— INSTRUÇÃO A —
Reproduza sem qualquer alteração as linhas das entradas, começando na linha que contém "- stat-title: Last" e terminando depois da linha que contém "130, 763, 168]", ambas incluídas.

Tenciono, aliás, propor, no âmbito da futura Presidência portuguesa da União Europeia, que os Parlamentos europeus estabeleçam entre si um método de comparação aberto para podermos avaliar, em conjunto, os padrões recíprocos de funcionamento em vários parâmetros e, assim, contribuir para o aperfeiçoamento da qualidade geral da democracia no espaço da União, fortalecendo o seu papel de verdadeiro líder mundial da democracia moderna no século XXI.
Em particular, registo o esforço em curso para escrutinar de modo mais efectivo as políticas europeias, para analisar as nossas contas públicas e a realidade orçamental, para proceder a inquéritos parlamentares independentes e para acompanhar e fiscalizar a execução das leis, dando finalmente cumprimento, neste ponto, ao estipulado no artigo 162.º da Constituição, que nos atribui especialmente tal tarefa enquanto órgão de soberania.
Como é natural, e até desejável, a Assembleia da República é, por vezes, alvo de críticas — é, aliás, esse o ambiente normal da democracia, regime político em que, felizmente, não há intocáveis. Discernindo com rigor o que são produtos profissionais específicos de certo tipo de campanha, não devemos, todavia, ignorar as críticas que nos dirigem, antes nelas devemos conscienciosamente meditar para podermos eliminar os factores que lhes dão origem e, assim, proceder num são e descomplexado entendimento de que o nosso dever é o de uma constante auto-reforma.
Democracia é liberdade, mas democracia é também responsabilidade. Democracia é exigência de correcto desempenho público, a começar, claro, pelo nosso próprio desempenho público e pelo cumprimento dos deveres de assiduidade em relação ao desempenho de mandatos públicos.
Sem esquecer opções a montante, indispensáveis para a reforma do sistema político — que espero ver concretizadas até ao final da X Legislatura, como as que moderadamente se impõem quanto ao sistema eleitoral —, as diversas forças políticas comprometeram-se a apresentar, até ao final do presente mês, as suas propostas para modernização e reforma do Parlamento. Todos as aguardamos com expectativa, tal é a importância de tal objectivo quanto à melhoria de funcionamento da Assembleia da República, numa perspectiva de reforço da democracia portuguesa e, consequentemente, de serviço a toda a comunidade nacional. Não podemos falhar esta oportunidade de aperfeiçoamento institucional e estou certo de que, com o consenso de todos, e com autêntico espírito de diálogo, poderemos chegar ao fim da Sessão Legislativa com o trabalho feito.

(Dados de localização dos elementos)
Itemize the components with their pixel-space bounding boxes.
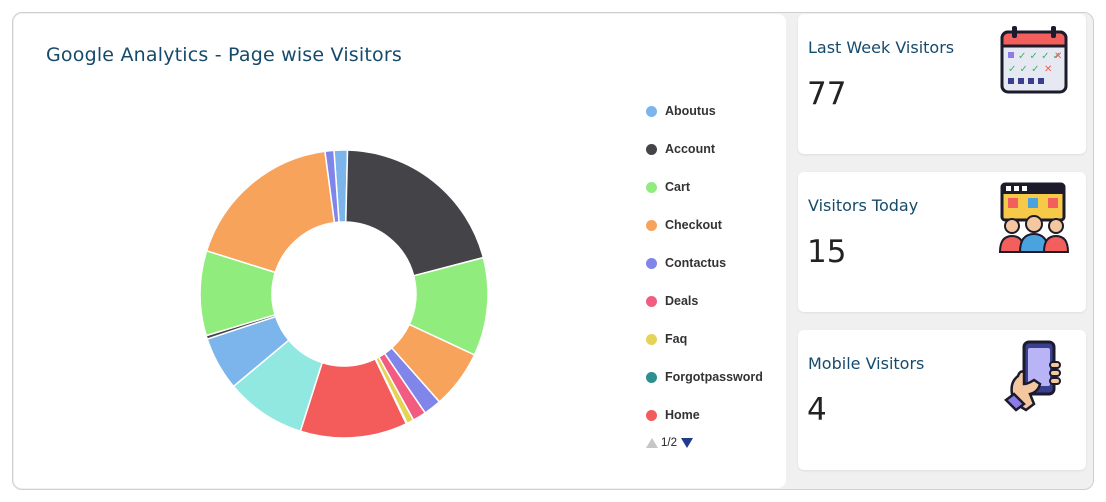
- stat-title: Last Week Visitors: [808, 38, 955, 57]
- mobile-visitors-card: Mobile Visitors 4: [798, 330, 1086, 470]
- chart-legend: Aboutus Account Cart Checkout Contactus Deals…: [646, 92, 763, 449]
- legend-item-aboutus[interactable]: Aboutus: [646, 92, 763, 130]
- legend-color-dot: [646, 295, 657, 307]
- legend-label: Checkout: [665, 218, 722, 232]
- donut-slice-page-14[interactable]: [205, 150, 336, 274]
- stat-value: 77: [807, 76, 847, 112]
- pager-down-arrow-icon[interactable]: [681, 438, 693, 448]
- legend-color-dot: [646, 181, 657, 193]
- svg-text:✓ ✓ ✓ ✓: ✓ ✓ ✓ ✓: [1018, 51, 1061, 62]
- visitors-today-card: Visitors Today 15: [798, 172, 1086, 312]
- legend-color-dot: [646, 257, 657, 269]
- legend-label: Aboutus: [665, 104, 716, 118]
- legend-item-cart[interactable]: Cart: [646, 168, 763, 206]
- pager-up-arrow-icon: [646, 438, 658, 448]
- mobile-hand-icon: [1004, 340, 1061, 412]
- legend-item-account[interactable]: Account: [646, 130, 763, 168]
- calendar-icon: ✓ ✓ ✓ ✓ ✓ ✓ ✓ ✕ ✕: [1000, 26, 1068, 94]
- legend-pager: 1/2: [646, 437, 763, 449]
- svg-text:✕: ✕: [1054, 51, 1062, 62]
- legend-label: Account: [665, 142, 715, 156]
- svg-text:✓ ✓ ✓: ✓ ✓ ✓: [1008, 64, 1040, 75]
- stat-value: 15: [807, 234, 847, 270]
- legend-item-faq[interactable]: Faq: [646, 320, 763, 358]
- audience-icon: [998, 182, 1070, 253]
- svg-text:✕: ✕: [1044, 64, 1052, 75]
- stat-value: 4: [807, 392, 827, 428]
- stat-title: Visitors Today: [808, 196, 919, 215]
- legend-item-home[interactable]: Home: [646, 396, 763, 434]
- legend-label: Deals: [665, 294, 699, 308]
- last-week-visitors-card: Last Week Visitors 77 ✓ ✓ ✓ ✓ ✓ ✓ ✓ ✕ ✕: [798, 14, 1086, 154]
- page-visitors-donut-chart: [199, 149, 489, 439]
- legend-label: Home: [665, 408, 700, 422]
- donut-slice-page-15[interactable]: [324, 149, 340, 224]
- legend-color-dot: [646, 105, 657, 117]
- legend-label: Cart: [665, 180, 691, 194]
- chart-card-title: Google Analytics - Page wise Visitors: [46, 44, 402, 66]
- legend-color-dot: [646, 409, 657, 421]
- legend-color-dot: [646, 371, 657, 383]
- legend-item-deals[interactable]: Deals: [646, 282, 763, 320]
- legend-color-dot: [646, 219, 657, 231]
- legend-label: Faq: [665, 332, 688, 346]
- legend-label: Contactus: [665, 256, 727, 270]
- analytics-chart-card: Google Analytics - Page wise Visitors Ab…: [14, 14, 786, 488]
- legend-page-indicator: 1/2: [661, 437, 677, 449]
- legend-item-contactus[interactable]: Contactus: [646, 244, 763, 282]
- donut-slice-account[interactable]: [345, 149, 485, 277]
- legend-color-dot: [646, 333, 657, 345]
- legend-label: Forgotpassword: [665, 370, 763, 384]
- legend-item-forgotpassword[interactable]: Forgotpassword: [646, 358, 763, 396]
- stat-title: Mobile Visitors: [808, 354, 925, 373]
- legend-color-dot: [646, 143, 657, 155]
- legend-item-checkout[interactable]: Checkout: [646, 206, 763, 244]
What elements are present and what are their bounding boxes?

— INSTRUÇÃO B —
Transcreva sem alterações o trecho do excerto sobre a Assembleia da República que começa nas palavras "Tenciono, aliás, propor, no" e termina depois das palavras "órgão de soberania.".

— RESPOSTA FINAL A —
- stat-title: Last Week Visitors: [808, 38, 955, 57]
- mobile-visitors-card: Mobile Visitors 4: [798, 330, 1086, 470]
- chart-legend: Aboutus Account Cart Checkout Contactus Deals…: [646, 92, 763, 449]
- legend-item-aboutus[interactable]: Aboutus: [646, 92, 763, 130]
- legend-color-dot: [646, 295, 657, 307]
- legend-label: Checkout: [665, 218, 722, 232]
- donut-slice-page-14[interactable]: [205, 150, 336, 274]
- stat-value: 77: [807, 76, 847, 112]
- pager-down-arrow-icon[interactable]: [681, 438, 693, 448]
- legend-color-dot: [646, 181, 657, 193]
- svg-text:✓ ✓ ✓ ✓: ✓ ✓ ✓ ✓: [1018, 51, 1061, 62]
- visitors-today-card: Visitors Today 15: [798, 172, 1086, 312]
- legend-color-dot: [646, 257, 657, 269]
- legend-label: Aboutus: [665, 104, 716, 118]
- legend-item-cart[interactable]: Cart: [646, 168, 763, 206]
- pager-up-arrow-icon: [646, 438, 658, 448]
- mobile-hand-icon: [1004, 340, 1061, 412]
- legend-item-account[interactable]: Account: [646, 130, 763, 168]

— RESPOSTA FINAL B —
Tenciono, aliás, propor, no âmbito da futura Presidência portuguesa da União Europeia, que os Parlamentos europeus estabeleçam entre si um método de comparação aberto para podermos avaliar, em conjunto, os padrões recíprocos de funcionamento em vários parâmetros e, assim, contribuir para o aperfeiçoamento da qualidade geral da democracia no espaço da União, fortalecendo o seu papel de verdadeiro líder mundial da democracia moderna no século XXI.
Em particular, registo o esforço em curso para escrutinar de modo mais efectivo as políticas europeias, para analisar as nossas contas públicas e a realidade orçamental, para proceder a inquéritos parlamentares independentes e para acompanhar e fiscalizar a execução das leis, dando finalmente cumprimento, neste ponto, ao estipulado no artigo 162.º da Constituição, que nos atribui especialmente tal tarefa enquanto órgão de soberania.